## Stated exercise
Extract the full listing verbatim and drop any pictures from your copy.
>> BEGIN Record excerpts
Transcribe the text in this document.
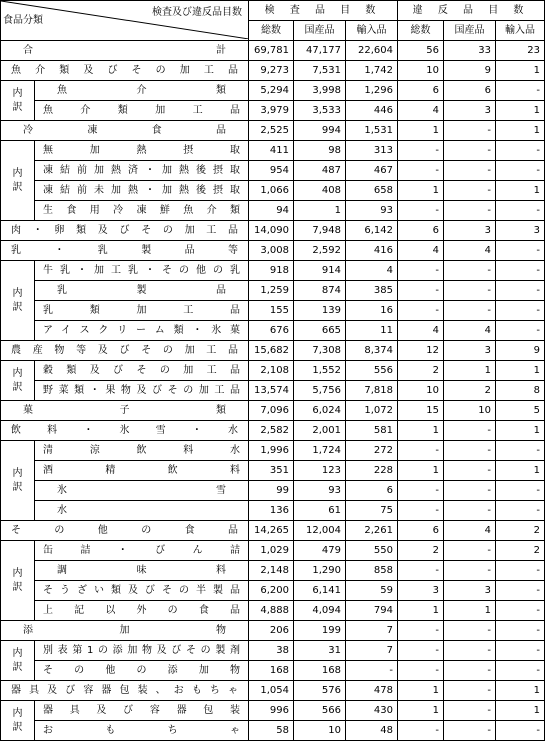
検査及び違反品目数
食品分類		検 査 品 目 数			違 反 品 目 数		
		総数	国産品	輸入品	総数	国産品	輸入品
合　計		69,781	47,177	22,604	56	33	23
魚介類及びその加工品		9,273	7,531	1,742	10	9	1

内
訳	魚介類	5,294	3,998	1,296	6	6	-
	魚介類加工品	3,979	3,533	446	4	3	1
冷凍食品		2,525	994	1,531	1	-	1

内
訳	無加熱摂取	411	98	313	-	-	-
	凍結前加熱済・加熱後摂取	954	487	467	-	-	-
	凍結前未加熱・加熱後摂取	1,066	408	658	1	-	1
	生食用冷凍鮮魚介類	94	1	93	-	-	-
肉・卵類及びその加工品		14,090	7,948	6,142	6	3	3
乳・乳製品等		3,008	2,592	416	4	4	-

内
訳	牛乳・加工乳・その他の乳	918	914	4	-	-	-
	乳製品	1,259	874	385	-	-	-
	乳類加工品	155	139	16	-	-	-
	アイスクリーム類・氷菓	676	665	11	4	4	-
農産物等及びその加工品		15,682	7,308	8,374	12	3	9

内
訳	穀類及びその加工品	2,108	1,552	556	2	1	1
	野菜類・果物及びその加工品	13,574	5,756	7,818	10	2	8
菓子類		7,096	6,024	1,072	15	10	5
飲料・氷雪・水		2,582	2,001	581	1	-	1

内
訳	清涼飲料水	1,996	1,724	272	-	-	-
	酒精飲料	351	123	228	1	-	1
	氷雪	99	93	6	-	-	-
	水	136	61	75	-	-	-
その他の食品		14,265	12,004	2,261	6	4	2

内
訳	缶詰・びん詰	1,029	479	550	2	-	2
	調味料	2,148	1,290	858	-	-	-
	そうざい類及びその半製品	6,200	6,141	59	3	3	-
	上記以外の食品	4,888	4,094	794	1	1	-
添加物		206	199	7	-	-	-

内
訳	別表第1の添加物及びその製剤	38	31	7	-	-	-
	その他の添加物	168	168	-	-	-	-
器具及び容器包装、おもちゃ		1,054	576	478	1	-	1

内
訳	器具及び容器包装	996	566	430	1	-	1
	おもちゃ	58	10	48	-	-	-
>> END Record excerpts
## Response to this exercise
Transcribe the text in this document.
検査及び違反品目数
食品分類		検 査 品 目 数			違 反 品 目 数		
		総数	国産品	輸入品	総数	国産品	輸入品
合　計		69,781	47,177	22,604	56	33	23
魚介類及びその加工品		9,273	7,531	1,742	10	9	1

内
訳	魚介類	5,294	3,998	1,296	6	6	-
	魚介類加工品	3,979	3,533	446	4	3	1
冷凍食品		2,525	994	1,531	1	-	1

内
訳	無加熱摂取	411	98	313	-	-	-
	凍結前加熱済・加熱後摂取	954	487	467	-	-	-
	凍結前未加熱・加熱後摂取	1,066	408	658	1	-	1
	生食用冷凍鮮魚介類	94	1	93	-	-	-
肉・卵類及びその加工品		14,090	7,948	6,142	6	3	3
乳・乳製品等		3,008	2,592	416	4	4	-

内
訳	牛乳・加工乳・その他の乳	918	914	4	-	-	-
	乳製品	1,259	874	385	-	-	-
	乳類加工品	155	139	16	-	-	-
	アイスクリーム類・氷菓	676	665	11	4	4	-
農産物等及びその加工品		15,682	7,308	8,374	12	3	9

内
訳	穀類及びその加工品	2,108	1,552	556	2	1	1
	野菜類・果物及びその加工品	13,574	5,756	7,818	10	2	8
菓子類		7,096	6,024	1,072	15	10	5
飲料・氷雪・水		2,582	2,001	581	1	-	1

内
訳	清涼飲料水	1,996	1,724	272	-	-	-
	酒精飲料	351	123	228	1	-	1
	氷雪	99	93	6	-	-	-
	水	136	61	75	-	-	-
その他の食品		14,265	12,004	2,261	6	4	2

内
訳	缶詰・びん詰	1,029	479	550	2	-	2
	調味料	2,148	1,290	858	-	-	-
	そうざい類及びその半製品	6,200	6,141	59	3	3	-
	上記以外の食品	4,888	4,094	794	1	1	-
添加物		206	199	7	-	-	-

内
訳	別表第1の添加物及びその製剤	38	31	7	-	-	-
	その他の添加物	168	168	-	-	-	-
器具及び容器包装、おもちゃ		1,054	576	478	1	-	1

内
訳	器具及び容器包装	996	566	430	1	-	1
	おもちゃ	58	10	48	-	-	-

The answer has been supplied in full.